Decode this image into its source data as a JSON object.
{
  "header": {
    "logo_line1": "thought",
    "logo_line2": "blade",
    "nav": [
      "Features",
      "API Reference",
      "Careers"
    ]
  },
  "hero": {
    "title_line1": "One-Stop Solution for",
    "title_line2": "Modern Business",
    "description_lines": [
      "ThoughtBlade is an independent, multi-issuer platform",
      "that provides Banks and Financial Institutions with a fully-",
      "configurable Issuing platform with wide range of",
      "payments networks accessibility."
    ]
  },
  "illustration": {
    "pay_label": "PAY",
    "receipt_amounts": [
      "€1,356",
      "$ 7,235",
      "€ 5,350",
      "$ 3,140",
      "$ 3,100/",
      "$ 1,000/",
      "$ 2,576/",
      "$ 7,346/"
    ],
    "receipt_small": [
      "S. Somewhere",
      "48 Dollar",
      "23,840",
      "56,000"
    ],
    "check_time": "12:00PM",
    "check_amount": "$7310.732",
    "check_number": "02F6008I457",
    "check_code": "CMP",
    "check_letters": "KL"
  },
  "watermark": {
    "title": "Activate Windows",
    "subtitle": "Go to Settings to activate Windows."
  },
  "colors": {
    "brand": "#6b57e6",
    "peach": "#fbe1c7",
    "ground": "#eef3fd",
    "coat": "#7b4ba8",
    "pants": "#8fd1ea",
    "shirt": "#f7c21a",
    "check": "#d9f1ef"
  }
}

---

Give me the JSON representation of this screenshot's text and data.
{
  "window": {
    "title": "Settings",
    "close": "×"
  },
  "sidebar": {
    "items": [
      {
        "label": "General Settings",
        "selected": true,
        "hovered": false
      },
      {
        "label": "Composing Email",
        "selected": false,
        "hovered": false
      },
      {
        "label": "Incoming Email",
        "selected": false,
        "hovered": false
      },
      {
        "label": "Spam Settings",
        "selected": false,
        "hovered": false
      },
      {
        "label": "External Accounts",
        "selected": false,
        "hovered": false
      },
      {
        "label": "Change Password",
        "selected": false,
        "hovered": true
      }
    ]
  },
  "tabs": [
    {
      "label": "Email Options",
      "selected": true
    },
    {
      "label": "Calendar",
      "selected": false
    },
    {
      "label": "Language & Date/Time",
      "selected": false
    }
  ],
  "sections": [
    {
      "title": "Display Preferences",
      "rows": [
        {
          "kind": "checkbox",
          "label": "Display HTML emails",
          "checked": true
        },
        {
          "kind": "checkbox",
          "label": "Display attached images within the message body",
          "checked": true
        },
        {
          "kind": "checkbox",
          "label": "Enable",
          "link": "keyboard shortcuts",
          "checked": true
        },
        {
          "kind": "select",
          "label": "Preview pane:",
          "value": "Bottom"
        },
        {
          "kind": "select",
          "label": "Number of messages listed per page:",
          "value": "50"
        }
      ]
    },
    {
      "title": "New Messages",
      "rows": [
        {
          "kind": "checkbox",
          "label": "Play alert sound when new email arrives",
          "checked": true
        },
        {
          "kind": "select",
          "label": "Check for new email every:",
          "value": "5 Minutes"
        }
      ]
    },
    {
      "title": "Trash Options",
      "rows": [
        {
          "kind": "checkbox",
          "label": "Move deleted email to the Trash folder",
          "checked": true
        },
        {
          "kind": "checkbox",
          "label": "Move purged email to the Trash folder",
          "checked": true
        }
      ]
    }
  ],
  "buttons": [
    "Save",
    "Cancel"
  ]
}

...

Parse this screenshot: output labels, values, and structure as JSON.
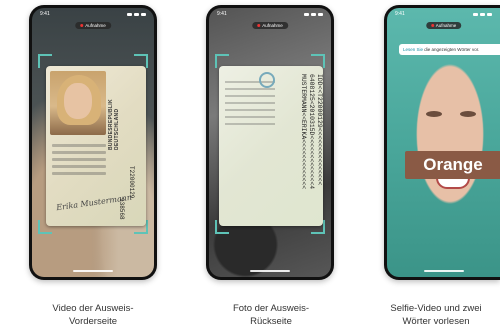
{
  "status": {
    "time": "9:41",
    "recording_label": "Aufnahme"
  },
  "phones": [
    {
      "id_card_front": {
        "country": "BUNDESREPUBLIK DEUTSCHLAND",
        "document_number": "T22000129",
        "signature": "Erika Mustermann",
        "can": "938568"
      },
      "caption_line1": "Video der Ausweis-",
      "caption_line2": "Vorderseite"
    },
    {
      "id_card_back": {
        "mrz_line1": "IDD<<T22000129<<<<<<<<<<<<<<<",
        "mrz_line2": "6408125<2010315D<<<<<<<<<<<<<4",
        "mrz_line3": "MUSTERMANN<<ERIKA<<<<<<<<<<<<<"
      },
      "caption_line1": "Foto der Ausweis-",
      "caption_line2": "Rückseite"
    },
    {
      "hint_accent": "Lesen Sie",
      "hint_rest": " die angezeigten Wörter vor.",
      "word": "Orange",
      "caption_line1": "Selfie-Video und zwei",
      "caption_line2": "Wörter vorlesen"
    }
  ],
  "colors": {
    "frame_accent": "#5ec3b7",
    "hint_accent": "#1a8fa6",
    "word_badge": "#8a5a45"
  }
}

> **TASK DETAILS**: Report all lines of the material that contain the word "platform".

> **ANSWER TO THE PROBLEM**:
      "ThoughtBlade is an independent, multi-issuer platform",
      "configurable Issuing platform with wide range of",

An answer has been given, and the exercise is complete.